▶ [TASK PROMPT]: What follows is a set of records; restate each one word for word and drop the pictures.

Data items
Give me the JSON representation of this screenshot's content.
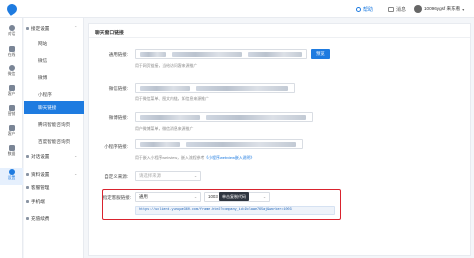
{
  "topbar": {
    "help_label": "帮助",
    "msg_label": "消息",
    "user_name": "10096ygsf 来东看",
    "caret": "▾"
  },
  "rail": [
    {
      "label": "对话",
      "active": false
    },
    {
      "label": "在线",
      "active": false
    },
    {
      "label": "微信",
      "active": false
    },
    {
      "label": "客户",
      "active": false
    },
    {
      "label": "营销",
      "active": false
    },
    {
      "label": "客户",
      "active": false
    },
    {
      "label": "数据",
      "active": false
    },
    {
      "label": "设置",
      "active": true
    }
  ],
  "sidebar": {
    "group1": "接定设置",
    "items": [
      "网站",
      "微信",
      "微博",
      "小程序",
      "聊天链接",
      "腾讯智能咨询页",
      "百度智能咨询页"
    ],
    "group2": "对话设置",
    "group3": "资料设置",
    "group4": "客服管理",
    "group5": "手机端",
    "group6": "充值续费",
    "arrow": "⌄"
  },
  "panel": {
    "title": "聊天窗口链接",
    "rows": {
      "general": {
        "label": "通用链接:",
        "hint": "用于网页链接，当给访问客来源推广",
        "button": "预览"
      },
      "wechat": {
        "label": "微信链接:",
        "hint": "用于微信菜单、图文内链，如信息来源推广"
      },
      "weibo": {
        "label": "微博链接:",
        "hint": "用户微博菜单，微信消息来源推广"
      },
      "miniprogram": {
        "label": "小程序链接:",
        "hint_prefix": "用于嵌入小程序webview，嵌入流程参考",
        "hint_link": "《小程序webview嵌入说明》"
      },
      "custom_source": {
        "label": "自定义来源:",
        "placeholder": "请选择来源",
        "chevron": "⌄"
      },
      "agent_link": {
        "label": "指定客服链接:",
        "select_value": "通用",
        "agent_value": "1003",
        "tooltip": "单击复制代码",
        "chevron": "⌄",
        "url": "https://uclient.yunque360.com/frame.html?company_id=9clawe765aj&worker=1003"
      }
    }
  }
}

▶ [ANSWER TO THIS EXERCISE]:
Give me the JSON representation of this screenshot's content.
{
  "topbar": {
    "help_label": "帮助",
    "msg_label": "消息",
    "user_name": "10096ygsf 来东看",
    "caret": "▾"
  },
  "rail": [
    {
      "label": "对话",
      "active": false
    },
    {
      "label": "在线",
      "active": false
    },
    {
      "label": "微信",
      "active": false
    },
    {
      "label": "客户",
      "active": false
    },
    {
      "label": "营销",
      "active": false
    },
    {
      "label": "客户",
      "active": false
    },
    {
      "label": "数据",
      "active": false
    },
    {
      "label": "设置",
      "active": true
    }
  ],
  "sidebar": {
    "group1": "接定设置",
    "items": [
      "网站",
      "微信",
      "微博",
      "小程序",
      "聊天链接",
      "腾讯智能咨询页",
      "百度智能咨询页"
    ],
    "group2": "对话设置",
    "group3": "资料设置",
    "group4": "客服管理",
    "group5": "手机端",
    "group6": "充值续费",
    "arrow": "⌄"
  },
  "panel": {
    "title": "聊天窗口链接",
    "rows": {
      "general": {
        "label": "通用链接:",
        "hint": "用于网页链接，当给访问客来源推广",
        "button": "预览"
      },
      "wechat": {
        "label": "微信链接:",
        "hint": "用于微信菜单、图文内链，如信息来源推广"
      },
      "weibo": {
        "label": "微博链接:",
        "hint": "用户微博菜单，微信消息来源推广"
      },
      "miniprogram": {
        "label": "小程序链接:",
        "hint_prefix": "用于嵌入小程序webview，嵌入流程参考",
        "hint_link": "《小程序webview嵌入说明》"
      },
      "custom_source": {
        "label": "自定义来源:",
        "placeholder": "请选择来源",
        "chevron": "⌄"
      },
      "agent_link": {
        "label": "指定客服链接:",
        "select_value": "通用",
        "agent_value": "1003",
        "tooltip": "单击复制代码",
        "chevron": "⌄",
        "url": "https://uclient.yunque360.com/frame.html?company_id=9clawe765aj&worker=1003"
      }
    }
  }
}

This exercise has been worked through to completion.